**Data extract**
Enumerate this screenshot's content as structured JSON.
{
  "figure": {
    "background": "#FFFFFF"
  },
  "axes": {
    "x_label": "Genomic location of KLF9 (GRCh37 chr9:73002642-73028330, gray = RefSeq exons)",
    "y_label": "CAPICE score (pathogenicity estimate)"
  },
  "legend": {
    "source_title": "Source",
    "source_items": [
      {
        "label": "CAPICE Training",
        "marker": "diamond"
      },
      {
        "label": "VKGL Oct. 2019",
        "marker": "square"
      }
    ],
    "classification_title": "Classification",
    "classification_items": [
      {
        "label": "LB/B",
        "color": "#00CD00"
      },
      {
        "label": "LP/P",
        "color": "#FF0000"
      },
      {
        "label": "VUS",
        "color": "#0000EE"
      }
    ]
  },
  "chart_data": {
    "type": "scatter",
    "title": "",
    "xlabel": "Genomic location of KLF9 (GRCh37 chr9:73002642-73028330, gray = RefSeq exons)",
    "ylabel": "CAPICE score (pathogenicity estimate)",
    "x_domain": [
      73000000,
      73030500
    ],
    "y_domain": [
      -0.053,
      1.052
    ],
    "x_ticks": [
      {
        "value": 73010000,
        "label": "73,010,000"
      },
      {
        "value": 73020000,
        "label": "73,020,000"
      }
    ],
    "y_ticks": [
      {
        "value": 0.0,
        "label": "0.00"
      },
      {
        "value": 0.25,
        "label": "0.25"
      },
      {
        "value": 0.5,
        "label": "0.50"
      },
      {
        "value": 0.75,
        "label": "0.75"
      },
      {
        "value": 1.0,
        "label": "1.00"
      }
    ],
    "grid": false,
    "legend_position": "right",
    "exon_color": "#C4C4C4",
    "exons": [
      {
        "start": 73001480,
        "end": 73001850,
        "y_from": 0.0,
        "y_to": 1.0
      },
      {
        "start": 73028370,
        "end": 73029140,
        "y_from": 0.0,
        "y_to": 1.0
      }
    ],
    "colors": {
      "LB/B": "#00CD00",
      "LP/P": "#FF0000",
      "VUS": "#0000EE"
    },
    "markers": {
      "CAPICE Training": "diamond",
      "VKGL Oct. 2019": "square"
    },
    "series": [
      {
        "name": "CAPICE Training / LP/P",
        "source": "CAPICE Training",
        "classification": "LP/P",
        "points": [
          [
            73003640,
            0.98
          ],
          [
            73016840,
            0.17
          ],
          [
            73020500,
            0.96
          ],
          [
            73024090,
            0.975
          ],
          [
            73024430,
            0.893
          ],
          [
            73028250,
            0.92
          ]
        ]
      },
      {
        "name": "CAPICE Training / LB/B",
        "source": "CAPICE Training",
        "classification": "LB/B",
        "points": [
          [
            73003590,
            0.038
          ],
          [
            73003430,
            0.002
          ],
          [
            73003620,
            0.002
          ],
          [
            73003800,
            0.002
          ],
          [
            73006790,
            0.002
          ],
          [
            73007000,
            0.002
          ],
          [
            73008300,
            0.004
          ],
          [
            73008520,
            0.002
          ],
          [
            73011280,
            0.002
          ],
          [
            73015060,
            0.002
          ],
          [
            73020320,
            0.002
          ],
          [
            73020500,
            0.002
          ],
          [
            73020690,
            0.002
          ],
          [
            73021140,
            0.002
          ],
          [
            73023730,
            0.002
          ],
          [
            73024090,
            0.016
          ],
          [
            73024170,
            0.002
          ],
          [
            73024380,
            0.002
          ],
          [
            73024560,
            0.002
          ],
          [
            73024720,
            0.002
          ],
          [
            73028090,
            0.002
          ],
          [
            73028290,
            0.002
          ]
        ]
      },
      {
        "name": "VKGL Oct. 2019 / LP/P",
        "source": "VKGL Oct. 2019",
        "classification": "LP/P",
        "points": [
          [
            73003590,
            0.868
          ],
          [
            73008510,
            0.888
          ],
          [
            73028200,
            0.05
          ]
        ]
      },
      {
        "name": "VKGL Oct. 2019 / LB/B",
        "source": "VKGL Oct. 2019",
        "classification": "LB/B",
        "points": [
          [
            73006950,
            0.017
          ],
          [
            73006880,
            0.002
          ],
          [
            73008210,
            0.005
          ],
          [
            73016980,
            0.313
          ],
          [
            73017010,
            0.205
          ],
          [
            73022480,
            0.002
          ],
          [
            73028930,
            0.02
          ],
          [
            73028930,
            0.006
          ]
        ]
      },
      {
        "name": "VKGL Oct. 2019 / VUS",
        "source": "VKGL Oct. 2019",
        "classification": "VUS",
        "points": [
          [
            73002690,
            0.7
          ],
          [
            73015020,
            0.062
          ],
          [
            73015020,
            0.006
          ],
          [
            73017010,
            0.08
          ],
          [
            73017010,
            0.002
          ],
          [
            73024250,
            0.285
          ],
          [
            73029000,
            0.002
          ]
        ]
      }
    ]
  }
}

**Your objective**
Wherever the word "Genomic" occurs in the data above, copy the line it sits in.

**Written solution**
    "x_label": "Genomic location of KLF9 (GRCh37 chr9:73002642-73028330, gray = RefSeq exons)",
    "xlabel": "Genomic location of KLF9 (GRCh37 chr9:73002642-73028330, gray = RefSeq exons)",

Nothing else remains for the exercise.